Do this: Copy out the entries exactly, from the first line to the last.

[start Records for this task]

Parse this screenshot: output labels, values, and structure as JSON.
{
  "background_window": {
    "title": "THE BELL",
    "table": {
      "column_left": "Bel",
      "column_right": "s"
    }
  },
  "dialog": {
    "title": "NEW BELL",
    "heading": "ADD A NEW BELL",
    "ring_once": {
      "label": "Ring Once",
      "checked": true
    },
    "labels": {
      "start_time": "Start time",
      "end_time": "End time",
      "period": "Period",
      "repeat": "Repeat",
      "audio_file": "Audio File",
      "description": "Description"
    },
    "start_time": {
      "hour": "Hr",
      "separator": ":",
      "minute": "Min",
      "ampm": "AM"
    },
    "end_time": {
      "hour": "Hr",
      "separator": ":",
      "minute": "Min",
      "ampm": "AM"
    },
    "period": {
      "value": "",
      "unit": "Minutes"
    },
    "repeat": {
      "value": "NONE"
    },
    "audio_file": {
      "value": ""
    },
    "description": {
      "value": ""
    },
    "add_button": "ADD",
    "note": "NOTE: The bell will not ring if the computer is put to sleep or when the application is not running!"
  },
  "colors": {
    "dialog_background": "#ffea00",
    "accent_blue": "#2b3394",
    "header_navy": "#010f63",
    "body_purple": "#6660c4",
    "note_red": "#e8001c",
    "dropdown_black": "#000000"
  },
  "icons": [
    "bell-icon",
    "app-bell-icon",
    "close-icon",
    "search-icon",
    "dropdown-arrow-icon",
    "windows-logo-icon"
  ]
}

[end Records for this task]

Exercise output:
Parse this screenshot: output labels, values, and structure as JSON.
{
  "background_window": {
    "title": "THE BELL",
    "table": {
      "column_left": "Bel",
      "column_right": "s"
    }
  },
  "dialog": {
    "title": "NEW BELL",
    "heading": "ADD A NEW BELL",
    "ring_once": {
      "label": "Ring Once",
      "checked": true
    },
    "labels": {
      "start_time": "Start time",
      "end_time": "End time",
      "period": "Period",
      "repeat": "Repeat",
      "audio_file": "Audio File",
      "description": "Description"
    },
    "start_time": {
      "hour": "Hr",
      "separator": ":",
      "minute": "Min",
      "ampm": "AM"
    },
    "end_time": {
      "hour": "Hr",
      "separator": ":",
      "minute": "Min",
      "ampm": "AM"
    },
    "period": {
      "value": "",
      "unit": "Minutes"
    },
    "repeat": {
      "value": "NONE"
    },
    "audio_file": {
      "value": ""
    },
    "description": {
      "value": ""
    },
    "add_button": "ADD",
    "note": "NOTE: The bell will not ring if the computer is put to sleep or when the application is not running!"
  },
  "colors": {
    "dialog_background": "#ffea00",
    "accent_blue": "#2b3394",
    "header_navy": "#010f63",
    "body_purple": "#6660c4",
    "note_red": "#e8001c",
    "dropdown_black": "#000000"
  },
  "icons": [
    "bell-icon",
    "app-bell-icon",
    "close-icon",
    "search-icon",
    "dropdown-arrow-icon",
    "windows-logo-icon"
  ]
}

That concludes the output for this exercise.